→ **WHAT YOU SHOULD DO**: Do not carry the pictures over; copy every other part of the entries exactly.
# START OF ENTRIES
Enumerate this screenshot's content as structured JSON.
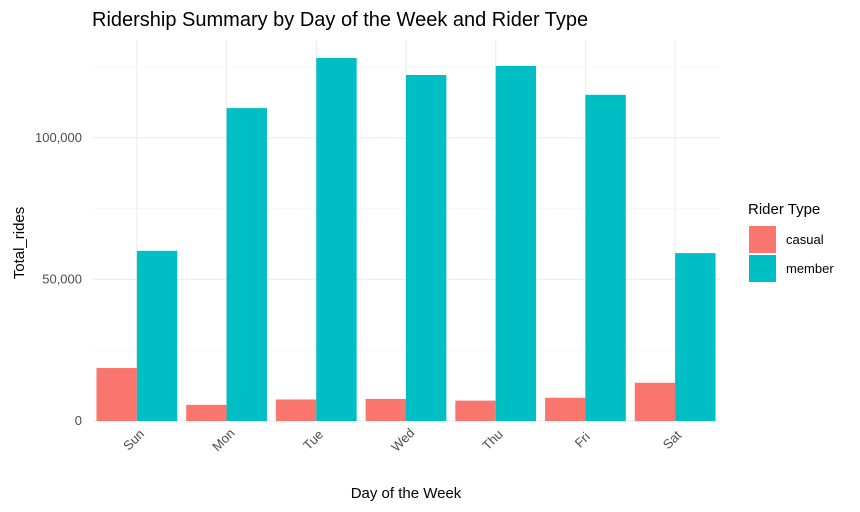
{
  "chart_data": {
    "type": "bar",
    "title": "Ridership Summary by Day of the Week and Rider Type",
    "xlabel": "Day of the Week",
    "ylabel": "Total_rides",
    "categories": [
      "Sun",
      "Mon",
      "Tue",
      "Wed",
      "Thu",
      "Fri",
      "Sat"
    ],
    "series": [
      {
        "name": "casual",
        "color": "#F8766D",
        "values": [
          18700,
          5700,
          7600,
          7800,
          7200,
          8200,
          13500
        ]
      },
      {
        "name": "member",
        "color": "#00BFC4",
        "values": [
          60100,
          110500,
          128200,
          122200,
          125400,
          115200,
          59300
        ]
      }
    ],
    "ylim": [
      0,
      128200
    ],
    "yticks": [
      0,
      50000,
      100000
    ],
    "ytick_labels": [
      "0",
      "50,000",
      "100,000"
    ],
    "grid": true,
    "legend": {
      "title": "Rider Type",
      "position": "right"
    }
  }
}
# END OF ENTRIES
→ **TASK RESPONSE**:
Enumerate this screenshot's content as structured JSON.
{
  "chart_data": {
    "type": "bar",
    "title": "Ridership Summary by Day of the Week and Rider Type",
    "xlabel": "Day of the Week",
    "ylabel": "Total_rides",
    "categories": [
      "Sun",
      "Mon",
      "Tue",
      "Wed",
      "Thu",
      "Fri",
      "Sat"
    ],
    "series": [
      {
        "name": "casual",
        "color": "#F8766D",
        "values": [
          18700,
          5700,
          7600,
          7800,
          7200,
          8200,
          13500
        ]
      },
      {
        "name": "member",
        "color": "#00BFC4",
        "values": [
          60100,
          110500,
          128200,
          122200,
          125400,
          115200,
          59300
        ]
      }
    ],
    "ylim": [
      0,
      128200
    ],
    "yticks": [
      0,
      50000,
      100000
    ],
    "ytick_labels": [
      "0",
      "50,000",
      "100,000"
    ],
    "grid": true,
    "legend": {
      "title": "Rider Type",
      "position": "right"
    }
  }
}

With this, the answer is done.